Task description
Quote the records in full and leave their pictures out.

Start Dataset excerpts

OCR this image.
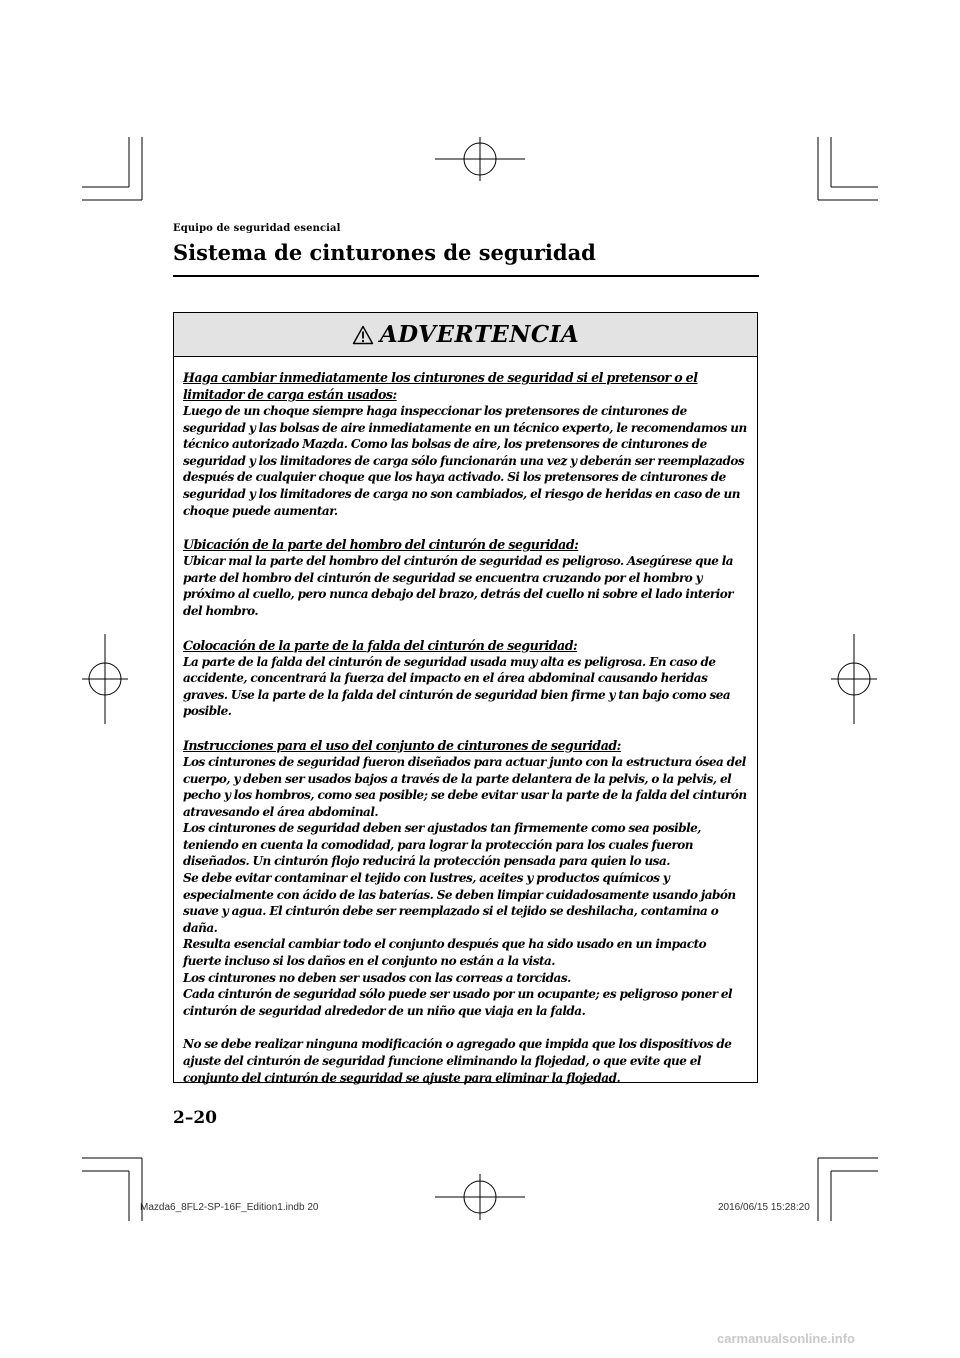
Equipo de seguridad esencial
Sistema de cinturones de seguridad
ADVERTENCIA

Haga cambiar inmediatamente los cinturones de seguridad si el pretensor o el limitador de carga están usados:

Luego de un choque siempre haga inspeccionar los pretensores de cinturones de seguridad y las bolsas de aire inmediatamente en un técnico experto, le recomendamos un técnico autorizado Mazda. Como las bolsas de aire, los pretensores de cinturones de seguridad y los limitadores de carga sólo funcionarán una vez y deberán ser reemplazados después de cualquier choque que los haya activado. Si los pretensores de cinturones de seguridad y los limitadores de carga no son cambiados, el riesgo de heridas en caso de un choque puede aumentar.

Ubicación de la parte del hombro del cinturón de seguridad:

Ubicar mal la parte del hombro del cinturón de seguridad es peligroso. Asegúrese que la parte del hombro del cinturón de seguridad se encuentra cruzando por el hombro y próximo al cuello, pero nunca debajo del brazo, detrás del cuello ni sobre el lado interior del hombro.

Colocación de la parte de la falda del cinturón de seguridad:

La parte de la falda del cinturón de seguridad usada muy alta es peligrosa. En caso de accidente, concentrará la fuerza del impacto en el área abdominal causando heridas graves. Use la parte de la falda del cinturón de seguridad bien firme y tan bajo como sea posible.

Instrucciones para el uso del conjunto de cinturones de seguridad:

Los cinturones de seguridad fueron diseñados para actuar junto con la estructura ósea del cuerpo, y deben ser usados bajos a través de la parte delantera de la pelvis, o la pelvis, el pecho y los hombros, como sea posible; se debe evitar usar la parte de la falda del cinturón atravesando el área abdominal.

Los cinturones de seguridad deben ser ajustados tan firmemente como sea posible, teniendo en cuenta la comodidad, para lograr la protección para los cuales fueron diseñados. Un cinturón flojo reducirá la protección pensada para quien lo usa.

Se debe evitar contaminar el tejido con lustres, aceites y productos químicos y especialmente con ácido de las baterías. Se deben limpiar cuidadosamente usando jabón suave y agua. El cinturón debe ser reemplazado si el tejido se deshilacha, contamina o daña.

Resulta esencial cambiar todo el conjunto después que ha sido usado en un impacto fuerte incluso si los daños en el conjunto no están a la vista.

Los cinturones no deben ser usados con las correas a torcidas.

Cada cinturón de seguridad sólo puede ser usado por un ocupante; es peligroso poner el cinturón de seguridad alrededor de un niño que viaja en la falda.

No se debe realizar ninguna modificación o agregado que impida que los dispositivos de ajuste del cinturón de seguridad funcione eliminando la flojedad, o que evite que el conjunto del cinturón de seguridad se ajuste para eliminar la flojedad.

2–20
Mazda6_8FL2-SP-16F_Edition1.indb 20	2016/06/15 15:28:20
carmanualsonline.info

End Dataset excerpts

Exercise output
OCR this image.
Equipo de seguridad esencial
Sistema de cinturones de seguridad
ADVERTENCIA

Haga cambiar inmediatamente los cinturones de seguridad si el pretensor o el limitador de carga están usados:

Luego de un choque siempre haga inspeccionar los pretensores de cinturones de seguridad y las bolsas de aire inmediatamente en un técnico experto, le recomendamos un técnico autorizado Mazda. Como las bolsas de aire, los pretensores de cinturones de seguridad y los limitadores de carga sólo funcionarán una vez y deberán ser reemplazados después de cualquier choque que los haya activado. Si los pretensores de cinturones de seguridad y los limitadores de carga no son cambiados, el riesgo de heridas en caso de un choque puede aumentar.

Ubicación de la parte del hombro del cinturón de seguridad:

Ubicar mal la parte del hombro del cinturón de seguridad es peligroso. Asegúrese que la parte del hombro del cinturón de seguridad se encuentra cruzando por el hombro y próximo al cuello, pero nunca debajo del brazo, detrás del cuello ni sobre el lado interior del hombro.

Colocación de la parte de la falda del cinturón de seguridad:

La parte de la falda del cinturón de seguridad usada muy alta es peligrosa. En caso de accidente, concentrará la fuerza del impacto en el área abdominal causando heridas graves. Use la parte de la falda del cinturón de seguridad bien firme y tan bajo como sea posible.

Instrucciones para el uso del conjunto de cinturones de seguridad:

Los cinturones de seguridad fueron diseñados para actuar junto con la estructura ósea del cuerpo, y deben ser usados bajos a través de la parte delantera de la pelvis, o la pelvis, el pecho y los hombros, como sea posible; se debe evitar usar la parte de la falda del cinturón atravesando el área abdominal.

Los cinturones de seguridad deben ser ajustados tan firmemente como sea posible, teniendo en cuenta la comodidad, para lograr la protección para los cuales fueron diseñados. Un cinturón flojo reducirá la protección pensada para quien lo usa.

Se debe evitar contaminar el tejido con lustres, aceites y productos químicos y especialmente con ácido de las baterías. Se deben limpiar cuidadosamente usando jabón suave y agua. El cinturón debe ser reemplazado si el tejido se deshilacha, contamina o daña.

Resulta esencial cambiar todo el conjunto después que ha sido usado en un impacto fuerte incluso si los daños en el conjunto no están a la vista.

Los cinturones no deben ser usados con las correas a torcidas.

Cada cinturón de seguridad sólo puede ser usado por un ocupante; es peligroso poner el cinturón de seguridad alrededor de un niño que viaja en la falda.

No se debe realizar ninguna modificación o agregado que impida que los dispositivos de ajuste del cinturón de seguridad funcione eliminando la flojedad, o que evite que el conjunto del cinturón de seguridad se ajuste para eliminar la flojedad.

2–20
Mazda6_8FL2-SP-16F_Edition1.indb 20	2016/06/15 15:28:20
carmanualsonline.info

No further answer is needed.